Return an exact copy of the lines from the one holding "Parse this screenshot: output" to the end of the data, including both the starting and final lines. Leave the pictures out.

#####

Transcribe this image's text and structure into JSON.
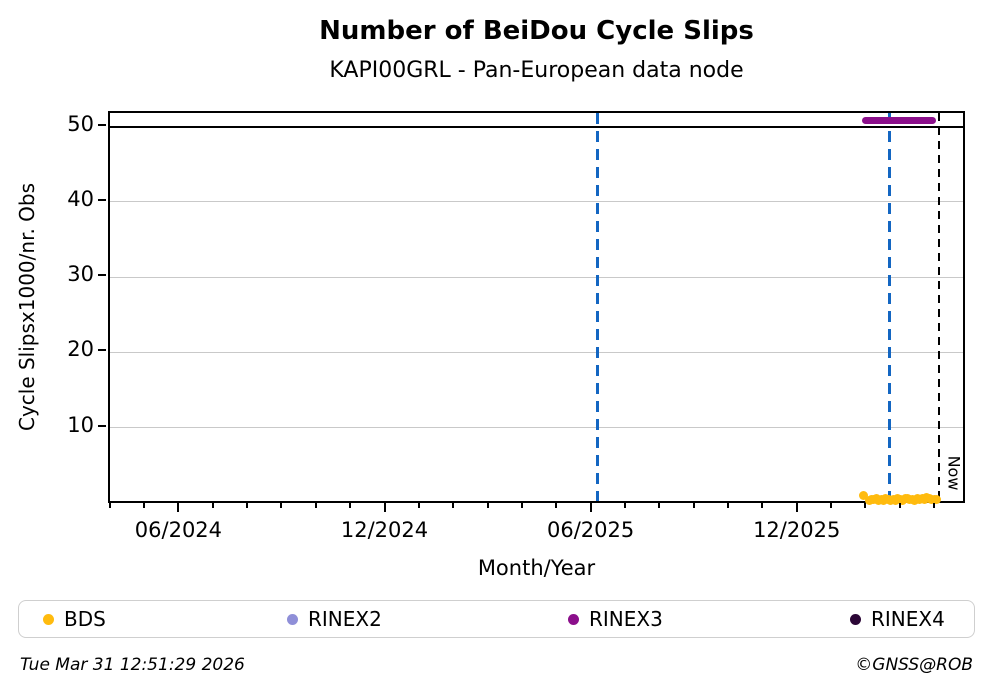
{
  "header": {
    "title": "Number of BeiDou Cycle Slips",
    "subtitle": "KAPI00GRL - Pan-European data node"
  },
  "footer": {
    "timestamp": "Tue Mar 31 12:51:29 2026",
    "credit": "©GNSS@ROB"
  },
  "legend": {
    "entries": [
      {
        "label": "BDS",
        "color": "#ffbb0e"
      },
      {
        "label": "RINEX2",
        "color": "#8f8fd8"
      },
      {
        "label": "RINEX3",
        "color": "#8b0f8b"
      },
      {
        "label": "RINEX4",
        "color": "#2b0636"
      }
    ]
  },
  "chart_data": {
    "type": "scatter",
    "title": "Number of BeiDou Cycle Slips",
    "subtitle": "KAPI00GRL - Pan-European data node",
    "xlabel": "Month/Year",
    "ylabel": "Cycle Slipsx1000/nr. Obs",
    "x_unit": "months since 2024-01 (0 = Jan 2024)",
    "xlim_months": [
      2.95,
      27.9
    ],
    "ylim": [
      -0.3,
      51.8
    ],
    "grid": "horizontal-only",
    "grid_color": "#c9c9c9",
    "y_ticks": [
      10,
      20,
      30,
      40,
      50
    ],
    "x_ticks": [
      {
        "m": 5,
        "label": "06/2024"
      },
      {
        "m": 11,
        "label": "12/2024"
      },
      {
        "m": 17,
        "label": "06/2025"
      },
      {
        "m": 23,
        "label": "12/2025"
      }
    ],
    "x_minor_ticks": {
      "start_m": 3,
      "end_m": 27,
      "major_m": [
        5,
        11,
        17,
        23
      ]
    },
    "hlines": [
      {
        "value": 50,
        "color": "#000000"
      }
    ],
    "vlines": [
      {
        "m": 17.15,
        "date": "2025-06-05",
        "color": "#1366c2",
        "style": "dashed",
        "width": 3,
        "dash": 11,
        "gap": 7
      },
      {
        "m": 25.64,
        "date": "2026-02-20",
        "color": "#1366c2",
        "style": "dashed",
        "width": 3,
        "dash": 11,
        "gap": 7
      },
      {
        "m": 27.09,
        "date": "2026-03-31",
        "color": "#000000",
        "style": "dashed",
        "width": 2,
        "dash": 8,
        "gap": 6,
        "label": "Now"
      }
    ],
    "series": [
      {
        "name": "BDS",
        "color": "#ffbb0e",
        "type": "scatter",
        "points": [
          [
            24.88,
            0.97
          ],
          [
            25.05,
            0.3
          ],
          [
            25.12,
            0.45
          ],
          [
            25.19,
            0.38
          ],
          [
            25.26,
            0.52
          ],
          [
            25.33,
            0.33
          ],
          [
            25.4,
            0.47
          ],
          [
            25.47,
            0.28
          ],
          [
            25.54,
            0.55
          ],
          [
            25.61,
            0.42
          ],
          [
            25.68,
            0.3
          ],
          [
            25.75,
            0.48
          ],
          [
            25.82,
            0.36
          ],
          [
            25.89,
            0.55
          ],
          [
            25.96,
            0.4
          ],
          [
            26.03,
            0.28
          ],
          [
            26.1,
            0.5
          ],
          [
            26.17,
            0.62
          ],
          [
            26.24,
            0.38
          ],
          [
            26.31,
            0.45
          ],
          [
            26.38,
            0.3
          ],
          [
            26.45,
            0.52
          ],
          [
            26.52,
            0.4
          ],
          [
            26.59,
            0.58
          ],
          [
            26.66,
            0.46
          ],
          [
            26.73,
            0.65
          ],
          [
            26.8,
            0.5
          ],
          [
            26.87,
            0.38
          ],
          [
            26.94,
            0.45
          ],
          [
            27.01,
            0.4
          ]
        ]
      },
      {
        "name": "RINEX2",
        "color": "#8f8fd8",
        "type": "scatter",
        "points": []
      },
      {
        "name": "RINEX3",
        "color": "#8b0f8b",
        "type": "segment",
        "value": 50.8,
        "m_start": 24.85,
        "m_end": 27.0
      },
      {
        "name": "RINEX4",
        "color": "#2b0636",
        "type": "scatter",
        "points": []
      }
    ]
  }
}
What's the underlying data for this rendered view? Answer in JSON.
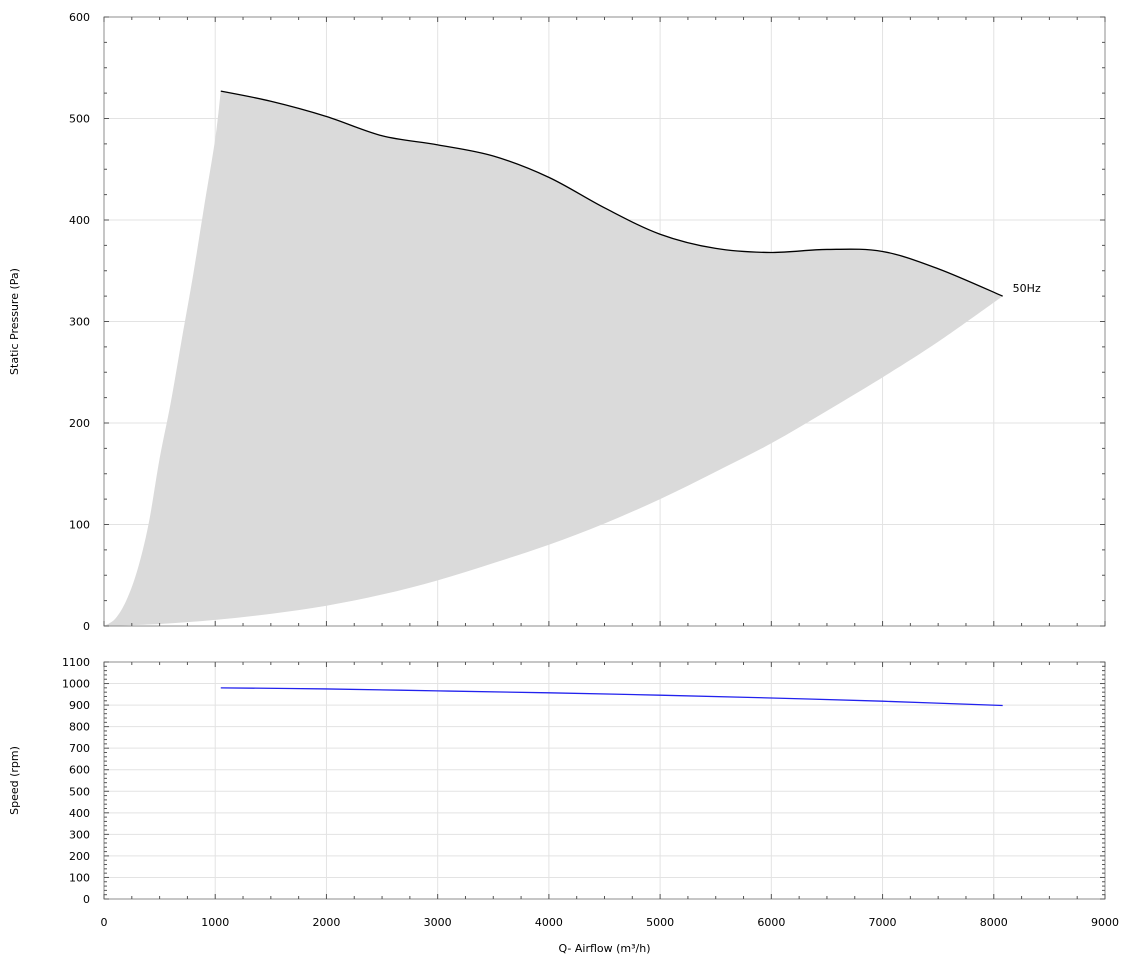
{
  "chart_data": [
    {
      "type": "area",
      "title": "",
      "xlabel": "",
      "ylabel": "Static Pressure (Pa)",
      "xlim": [
        0,
        9000
      ],
      "ylim": [
        0,
        600
      ],
      "x_ticks": [
        0,
        1000,
        2000,
        3000,
        4000,
        5000,
        6000,
        7000,
        8000,
        9000
      ],
      "y_ticks": [
        0,
        100,
        200,
        300,
        400,
        500,
        600
      ],
      "grid": true,
      "colors": {
        "region_fill": "#dadada",
        "curve": "#000000",
        "grid": "#e3e3e3"
      },
      "series": [
        {
          "name": "50Hz",
          "x": [
            1050,
            1500,
            2000,
            2500,
            3000,
            3500,
            4000,
            4500,
            5000,
            5500,
            6000,
            6500,
            7000,
            7500,
            8080
          ],
          "y": [
            527,
            517,
            502,
            483,
            474,
            463,
            442,
            412,
            386,
            372,
            368,
            371,
            369,
            352,
            325
          ]
        }
      ],
      "operating_region": {
        "left_boundary": {
          "x": [
            0,
            100,
            200,
            300,
            400,
            500,
            600,
            700,
            800,
            900,
            1000,
            1050
          ],
          "y": [
            0,
            7,
            25,
            55,
            100,
            165,
            220,
            283,
            345,
            413,
            480,
            527
          ]
        },
        "bottom_boundary": {
          "x": [
            0,
            500,
            1000,
            1500,
            2000,
            2500,
            3000,
            3500,
            4000,
            4500,
            5000,
            5500,
            6000,
            6500,
            7000,
            7500,
            8080
          ],
          "y": [
            0,
            2,
            6,
            12,
            20,
            31,
            45,
            62,
            80,
            101,
            125,
            152,
            180,
            212,
            245,
            280,
            325
          ]
        }
      }
    },
    {
      "type": "line",
      "title": "",
      "xlabel": "Q- Airflow (m³/h)",
      "ylabel": "Speed (rpm)",
      "xlim": [
        0,
        9000
      ],
      "ylim": [
        0,
        1100
      ],
      "x_ticks": [
        0,
        1000,
        2000,
        3000,
        4000,
        5000,
        6000,
        7000,
        8000,
        9000
      ],
      "y_ticks": [
        0,
        100,
        200,
        300,
        400,
        500,
        600,
        700,
        800,
        900,
        1000,
        1100
      ],
      "grid": true,
      "colors": {
        "line": "#2222ee",
        "grid": "#e3e3e3"
      },
      "series": [
        {
          "x": [
            1050,
            2000,
            3000,
            4000,
            5000,
            6000,
            7000,
            8080
          ],
          "y": [
            980,
            975,
            966,
            957,
            946,
            933,
            918,
            898
          ]
        }
      ]
    }
  ]
}
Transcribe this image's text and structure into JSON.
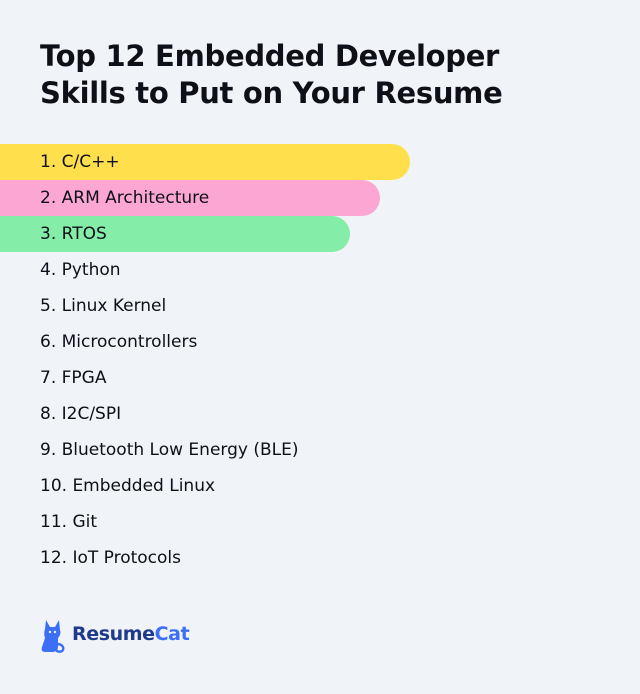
{
  "title": {
    "line1": "Top 12 Embedded Developer",
    "line2": "Skills to Put on Your Resume"
  },
  "skills": [
    "1. C/C++",
    "2. ARM Architecture",
    "3. RTOS",
    "4. Python",
    "5. Linux Kernel",
    "6. Microcontrollers",
    "7. FPGA",
    "8. I2C/SPI",
    "9. Bluetooth Low Energy (BLE)",
    "10. Embedded Linux",
    "11. Git",
    "12. IoT Protocols"
  ],
  "brand": {
    "name_part1": "Resume",
    "name_part2": "Cat",
    "logo_icon": "cat-icon"
  },
  "colors": {
    "background": "#f0f3f8",
    "highlight_1": "#ffe04c",
    "highlight_2": "#fca7d3",
    "highlight_3": "#84eea8",
    "brand_dark": "#1e3a8a",
    "brand_accent": "#3b6ff5"
  }
}
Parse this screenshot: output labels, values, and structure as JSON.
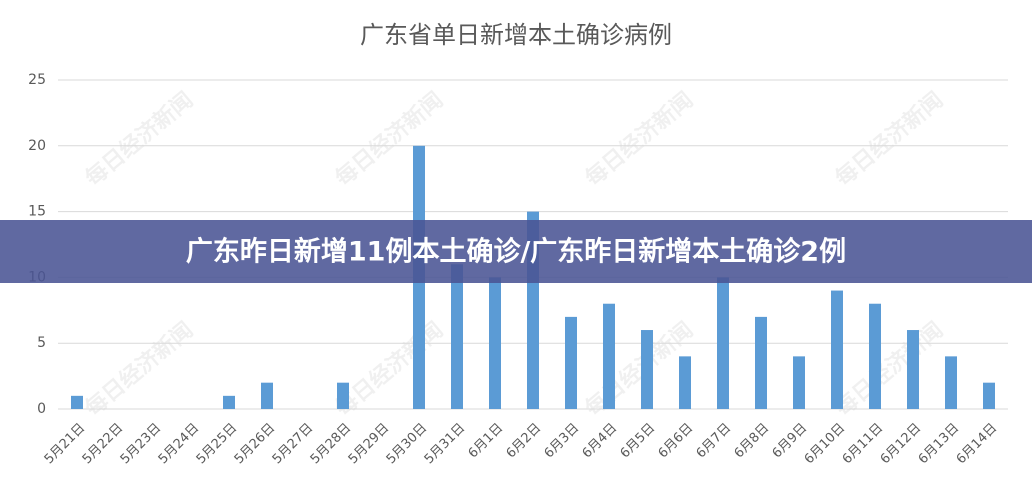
{
  "chart_data": {
    "type": "bar",
    "title": "广东省单日新增本土确诊病例",
    "categories": [
      "5月21日",
      "5月22日",
      "5月23日",
      "5月24日",
      "5月25日",
      "5月26日",
      "5月27日",
      "5月28日",
      "5月29日",
      "5月30日",
      "5月31日",
      "6月1日",
      "6月2日",
      "6月3日",
      "6月4日",
      "6月5日",
      "6月6日",
      "6月7日",
      "6月8日",
      "6月9日",
      "6月10日",
      "6月11日",
      "6月12日",
      "6月13日",
      "6月14日"
    ],
    "values": [
      1,
      0,
      0,
      0,
      1,
      2,
      0,
      2,
      0,
      20,
      11,
      10,
      15,
      7,
      8,
      6,
      4,
      10,
      7,
      4,
      9,
      8,
      6,
      4,
      2
    ],
    "color": "#5b9bd5",
    "ylim": [
      0,
      25
    ],
    "yticks": [
      0,
      5,
      10,
      15,
      20,
      25
    ],
    "grid": true
  },
  "banner": {
    "text": "广东昨日新增11例本土确诊/广东昨日新增本土确诊2例"
  },
  "watermark": "每日经济新闻"
}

#####

- _Correct answer_:
Parse this screenshot: output labels, values, and structure as JSON.
{
  "chart_data": {
    "type": "bar",
    "title": "广东省单日新增本土确诊病例",
    "categories": [
      "5月21日",
      "5月22日",
      "5月23日",
      "5月24日",
      "5月25日",
      "5月26日",
      "5月27日",
      "5月28日",
      "5月29日",
      "5月30日",
      "5月31日",
      "6月1日",
      "6月2日",
      "6月3日",
      "6月4日",
      "6月5日",
      "6月6日",
      "6月7日",
      "6月8日",
      "6月9日",
      "6月10日",
      "6月11日",
      "6月12日",
      "6月13日",
      "6月14日"
    ],
    "values": [
      1,
      0,
      0,
      0,
      1,
      2,
      0,
      2,
      0,
      20,
      11,
      10,
      15,
      7,
      8,
      6,
      4,
      10,
      7,
      4,
      9,
      8,
      6,
      4,
      2
    ],
    "color": "#5b9bd5",
    "ylim": [
      0,
      25
    ],
    "yticks": [
      0,
      5,
      10,
      15,
      20,
      25
    ],
    "grid": true
  },
  "banner": {
    "text": "广东昨日新增11例本土确诊/广东昨日新增本土确诊2例"
  },
  "watermark": "每日经济新闻"
}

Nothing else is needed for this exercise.